• Exercise objective
Find all the lines in the material below with the word "resulting", and copy them.

• Information provided
>>>
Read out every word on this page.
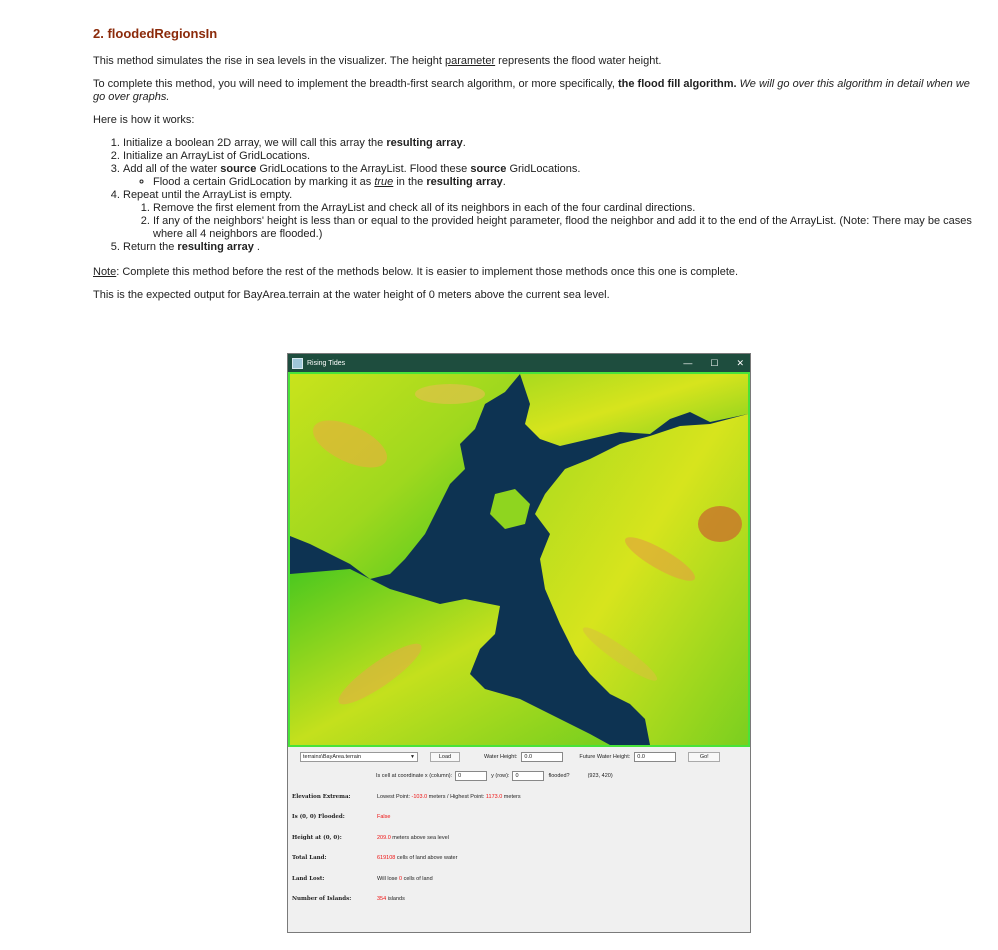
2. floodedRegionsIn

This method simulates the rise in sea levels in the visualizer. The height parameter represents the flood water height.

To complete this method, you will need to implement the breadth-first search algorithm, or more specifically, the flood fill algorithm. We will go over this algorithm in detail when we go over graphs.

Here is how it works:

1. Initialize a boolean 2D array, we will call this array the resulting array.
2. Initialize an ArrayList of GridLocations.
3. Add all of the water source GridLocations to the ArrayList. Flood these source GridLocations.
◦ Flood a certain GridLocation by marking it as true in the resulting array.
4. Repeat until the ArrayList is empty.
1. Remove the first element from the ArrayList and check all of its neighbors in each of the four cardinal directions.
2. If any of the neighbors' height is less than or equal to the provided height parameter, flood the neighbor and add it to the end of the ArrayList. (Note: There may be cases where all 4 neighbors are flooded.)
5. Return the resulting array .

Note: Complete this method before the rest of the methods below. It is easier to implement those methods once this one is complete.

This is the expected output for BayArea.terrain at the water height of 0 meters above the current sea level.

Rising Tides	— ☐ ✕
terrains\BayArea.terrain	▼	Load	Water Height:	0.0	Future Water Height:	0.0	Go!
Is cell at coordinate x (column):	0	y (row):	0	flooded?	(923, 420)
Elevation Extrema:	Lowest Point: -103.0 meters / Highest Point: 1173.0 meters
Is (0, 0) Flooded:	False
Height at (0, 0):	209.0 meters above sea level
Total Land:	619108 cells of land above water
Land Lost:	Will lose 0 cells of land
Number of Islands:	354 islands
<<<
• Response to the exercise
1. Initialize a boolean 2D array, we will call this array the resulting array.
◦ Flood a certain GridLocation by marking it as true in the resulting array.
5. Return the resulting array .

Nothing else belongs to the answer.